* Your instructions *
Across the listing below, count the lines that mention the string "seen". Reply with the figure only.

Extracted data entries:
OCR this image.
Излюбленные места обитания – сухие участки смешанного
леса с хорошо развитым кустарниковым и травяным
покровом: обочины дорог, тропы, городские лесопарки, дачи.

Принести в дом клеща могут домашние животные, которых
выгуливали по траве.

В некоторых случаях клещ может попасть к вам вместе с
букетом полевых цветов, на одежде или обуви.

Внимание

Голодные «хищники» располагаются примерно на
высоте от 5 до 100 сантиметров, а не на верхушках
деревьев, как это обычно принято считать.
* * *
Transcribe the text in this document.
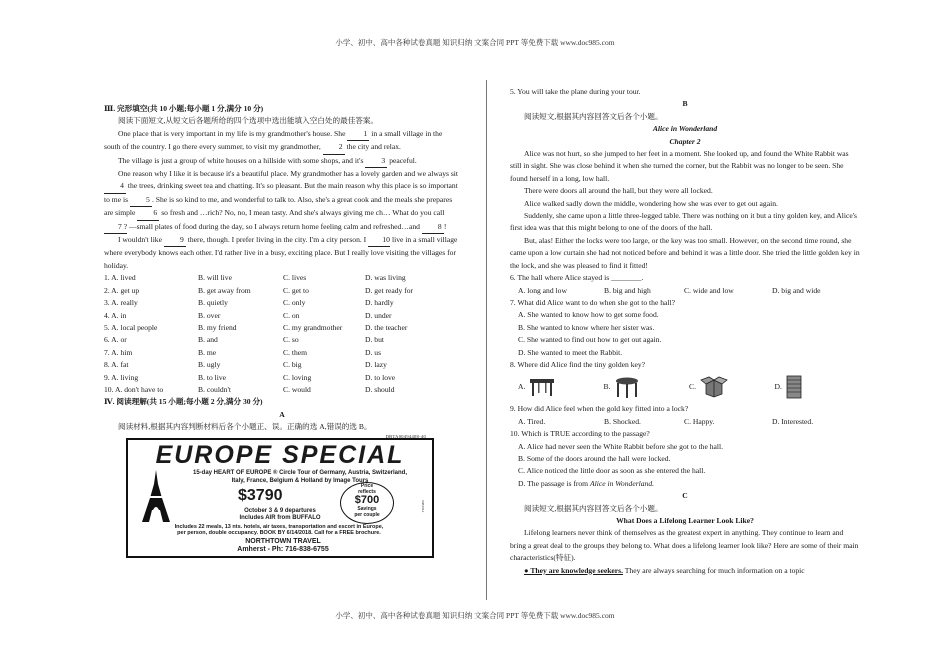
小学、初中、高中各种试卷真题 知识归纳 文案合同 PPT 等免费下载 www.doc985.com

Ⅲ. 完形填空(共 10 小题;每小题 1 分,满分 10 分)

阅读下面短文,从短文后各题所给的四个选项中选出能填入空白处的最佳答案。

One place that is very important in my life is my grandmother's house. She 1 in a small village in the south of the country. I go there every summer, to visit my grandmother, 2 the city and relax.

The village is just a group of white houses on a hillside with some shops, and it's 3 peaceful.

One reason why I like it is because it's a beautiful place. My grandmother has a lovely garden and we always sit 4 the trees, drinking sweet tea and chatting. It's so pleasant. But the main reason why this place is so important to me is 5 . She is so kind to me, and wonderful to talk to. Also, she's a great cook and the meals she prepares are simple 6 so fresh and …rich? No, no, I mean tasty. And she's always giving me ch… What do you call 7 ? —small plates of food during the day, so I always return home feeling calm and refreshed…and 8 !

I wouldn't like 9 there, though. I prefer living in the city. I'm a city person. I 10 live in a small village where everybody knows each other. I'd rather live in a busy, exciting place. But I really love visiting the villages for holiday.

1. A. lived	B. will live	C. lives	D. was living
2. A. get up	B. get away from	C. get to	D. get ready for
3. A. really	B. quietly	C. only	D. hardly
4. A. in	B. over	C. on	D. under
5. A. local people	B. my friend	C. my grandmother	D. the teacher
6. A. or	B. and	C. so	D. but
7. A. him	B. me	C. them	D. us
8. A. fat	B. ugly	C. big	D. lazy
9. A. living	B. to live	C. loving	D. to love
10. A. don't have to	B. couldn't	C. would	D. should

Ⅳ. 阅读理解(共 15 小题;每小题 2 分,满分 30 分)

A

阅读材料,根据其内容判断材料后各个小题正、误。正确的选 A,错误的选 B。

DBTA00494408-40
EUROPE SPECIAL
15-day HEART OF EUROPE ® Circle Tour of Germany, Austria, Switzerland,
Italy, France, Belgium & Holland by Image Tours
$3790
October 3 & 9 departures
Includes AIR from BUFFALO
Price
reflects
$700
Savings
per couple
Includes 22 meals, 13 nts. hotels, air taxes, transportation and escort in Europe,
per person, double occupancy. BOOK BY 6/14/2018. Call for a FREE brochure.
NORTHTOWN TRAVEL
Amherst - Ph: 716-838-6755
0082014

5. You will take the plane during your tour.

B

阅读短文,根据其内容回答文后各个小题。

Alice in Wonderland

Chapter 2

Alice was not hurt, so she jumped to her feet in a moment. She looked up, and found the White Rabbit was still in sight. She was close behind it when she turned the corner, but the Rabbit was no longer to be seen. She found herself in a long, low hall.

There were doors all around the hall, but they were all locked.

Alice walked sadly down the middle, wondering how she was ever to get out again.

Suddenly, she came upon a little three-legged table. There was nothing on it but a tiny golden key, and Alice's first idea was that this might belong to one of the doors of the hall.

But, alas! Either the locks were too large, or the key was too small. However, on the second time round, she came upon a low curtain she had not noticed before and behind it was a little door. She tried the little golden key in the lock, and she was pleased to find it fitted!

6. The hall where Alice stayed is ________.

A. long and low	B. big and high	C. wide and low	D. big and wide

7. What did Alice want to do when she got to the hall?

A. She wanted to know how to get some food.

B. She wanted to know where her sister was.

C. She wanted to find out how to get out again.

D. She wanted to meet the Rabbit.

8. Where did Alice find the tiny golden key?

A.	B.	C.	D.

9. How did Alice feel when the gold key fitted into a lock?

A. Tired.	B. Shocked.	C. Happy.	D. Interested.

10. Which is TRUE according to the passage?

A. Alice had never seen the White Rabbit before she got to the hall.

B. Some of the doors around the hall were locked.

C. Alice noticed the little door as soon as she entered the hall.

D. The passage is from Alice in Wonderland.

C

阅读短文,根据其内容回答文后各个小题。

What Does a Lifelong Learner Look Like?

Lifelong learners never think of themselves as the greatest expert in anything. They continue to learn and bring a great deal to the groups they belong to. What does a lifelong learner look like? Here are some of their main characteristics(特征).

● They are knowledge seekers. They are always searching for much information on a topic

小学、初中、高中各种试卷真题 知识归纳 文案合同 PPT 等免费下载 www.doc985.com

* Correct output *
2